Required work »
Tally every line of the listing where the string "data" is found, and state the total alone.

---

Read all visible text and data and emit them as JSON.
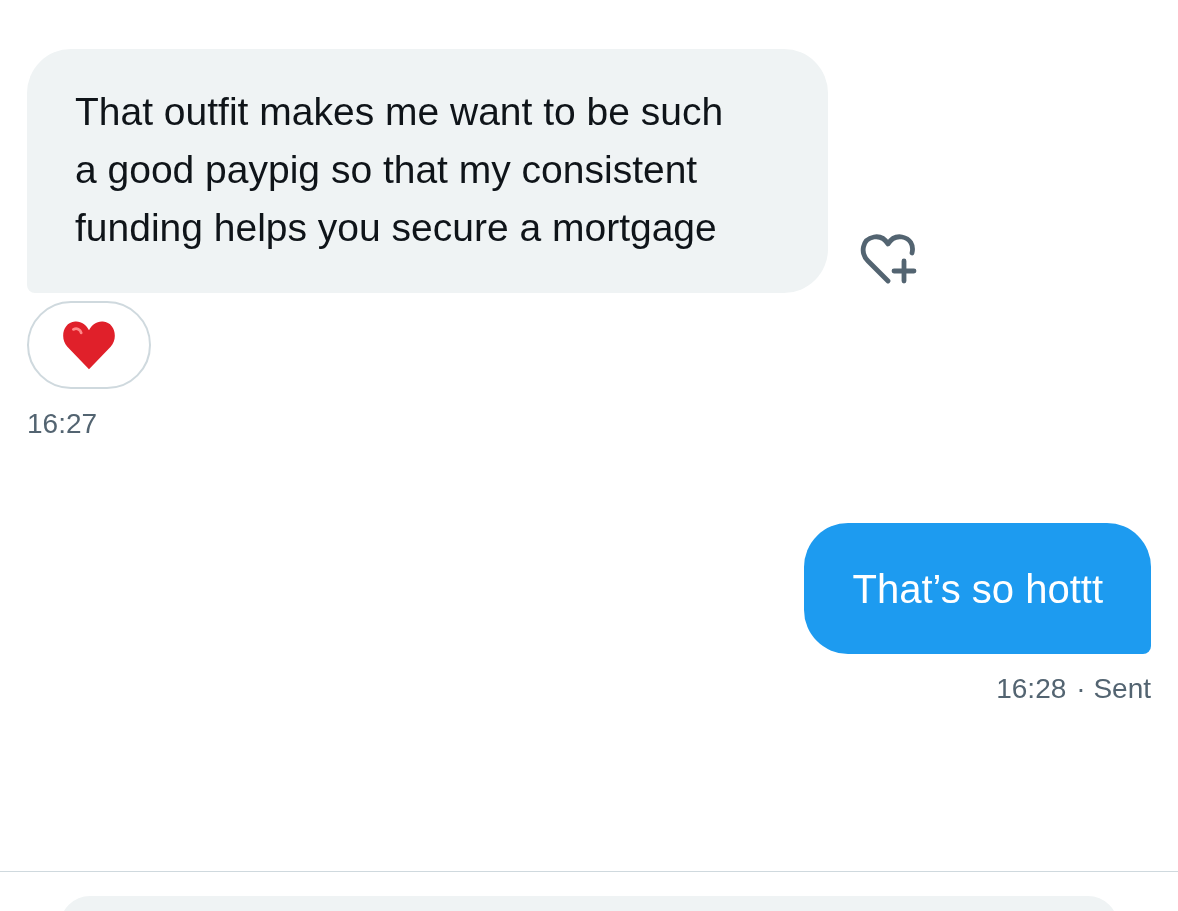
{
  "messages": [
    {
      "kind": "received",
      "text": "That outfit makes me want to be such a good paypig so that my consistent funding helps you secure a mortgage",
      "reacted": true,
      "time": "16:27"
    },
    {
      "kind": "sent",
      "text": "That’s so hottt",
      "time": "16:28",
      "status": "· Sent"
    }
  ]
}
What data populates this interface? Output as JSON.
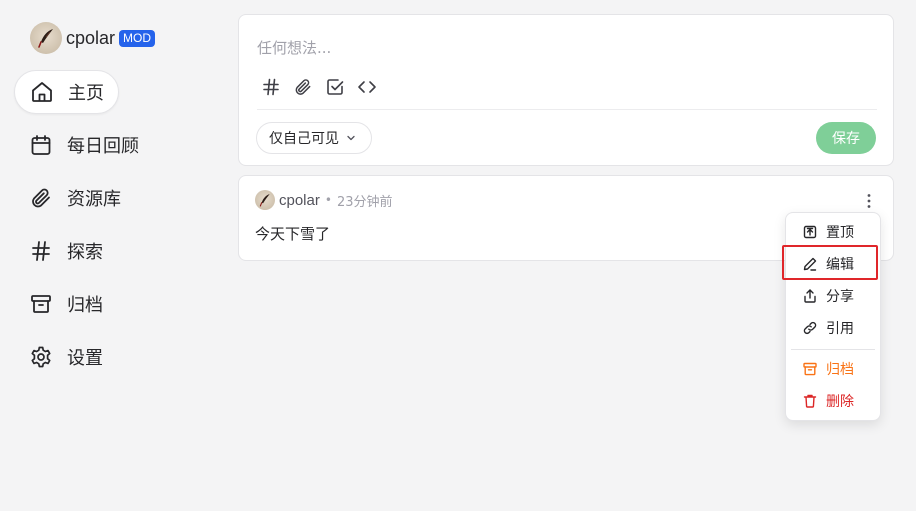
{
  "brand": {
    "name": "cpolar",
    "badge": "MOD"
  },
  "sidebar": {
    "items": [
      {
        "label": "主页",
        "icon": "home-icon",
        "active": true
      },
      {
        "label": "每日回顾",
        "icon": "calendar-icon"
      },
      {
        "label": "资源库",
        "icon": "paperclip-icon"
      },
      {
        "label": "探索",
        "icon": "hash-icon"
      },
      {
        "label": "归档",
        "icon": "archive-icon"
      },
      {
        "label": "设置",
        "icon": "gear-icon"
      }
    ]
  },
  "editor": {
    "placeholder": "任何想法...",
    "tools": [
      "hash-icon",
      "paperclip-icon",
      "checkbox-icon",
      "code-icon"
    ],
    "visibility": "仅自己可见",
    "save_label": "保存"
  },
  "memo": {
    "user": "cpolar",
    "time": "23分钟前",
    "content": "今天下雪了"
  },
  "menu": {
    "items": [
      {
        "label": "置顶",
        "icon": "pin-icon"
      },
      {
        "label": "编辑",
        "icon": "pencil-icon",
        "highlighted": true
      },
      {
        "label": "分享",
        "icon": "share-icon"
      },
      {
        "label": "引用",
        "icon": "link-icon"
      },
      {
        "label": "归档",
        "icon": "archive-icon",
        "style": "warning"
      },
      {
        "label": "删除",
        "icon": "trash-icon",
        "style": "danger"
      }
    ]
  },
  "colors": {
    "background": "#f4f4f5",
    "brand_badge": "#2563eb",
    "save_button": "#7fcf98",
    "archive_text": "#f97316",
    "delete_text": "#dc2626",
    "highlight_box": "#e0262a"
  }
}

---

Exercise answer »
2